* [What the task requires] Below are the entries; count the lines in them that contain the word "Ленина" and give only the number.

◇ ◇ ◇ ◇ ◇

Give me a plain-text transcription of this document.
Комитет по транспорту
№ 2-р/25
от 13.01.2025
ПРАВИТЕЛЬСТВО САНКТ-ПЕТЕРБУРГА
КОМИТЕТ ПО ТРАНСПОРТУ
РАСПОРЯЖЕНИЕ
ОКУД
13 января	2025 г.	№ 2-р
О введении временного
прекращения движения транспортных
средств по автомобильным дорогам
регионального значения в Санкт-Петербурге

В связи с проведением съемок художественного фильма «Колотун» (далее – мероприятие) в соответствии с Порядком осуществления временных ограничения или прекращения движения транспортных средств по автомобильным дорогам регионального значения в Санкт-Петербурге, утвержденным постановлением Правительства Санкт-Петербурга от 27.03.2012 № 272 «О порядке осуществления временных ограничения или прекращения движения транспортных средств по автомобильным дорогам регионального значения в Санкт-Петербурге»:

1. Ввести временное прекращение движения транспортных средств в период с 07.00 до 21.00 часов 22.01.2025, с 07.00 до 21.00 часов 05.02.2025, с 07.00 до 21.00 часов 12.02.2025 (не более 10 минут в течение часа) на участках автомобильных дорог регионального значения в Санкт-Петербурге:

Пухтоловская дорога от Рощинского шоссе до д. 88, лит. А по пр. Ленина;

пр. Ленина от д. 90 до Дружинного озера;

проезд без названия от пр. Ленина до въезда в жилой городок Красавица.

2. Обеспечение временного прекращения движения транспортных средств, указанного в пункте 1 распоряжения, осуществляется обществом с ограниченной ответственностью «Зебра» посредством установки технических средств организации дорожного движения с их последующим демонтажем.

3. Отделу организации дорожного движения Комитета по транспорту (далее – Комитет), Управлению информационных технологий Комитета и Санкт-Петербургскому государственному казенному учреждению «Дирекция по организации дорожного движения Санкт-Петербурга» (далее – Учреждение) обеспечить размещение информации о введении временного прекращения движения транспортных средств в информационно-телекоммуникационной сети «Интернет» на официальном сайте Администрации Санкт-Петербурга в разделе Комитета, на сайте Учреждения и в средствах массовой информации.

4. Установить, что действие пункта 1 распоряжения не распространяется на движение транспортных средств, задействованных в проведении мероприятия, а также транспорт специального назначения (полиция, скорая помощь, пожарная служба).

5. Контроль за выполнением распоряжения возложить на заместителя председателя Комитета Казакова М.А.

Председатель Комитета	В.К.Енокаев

◇ ◇ ◇ ◇ ◇

* [Solution] 3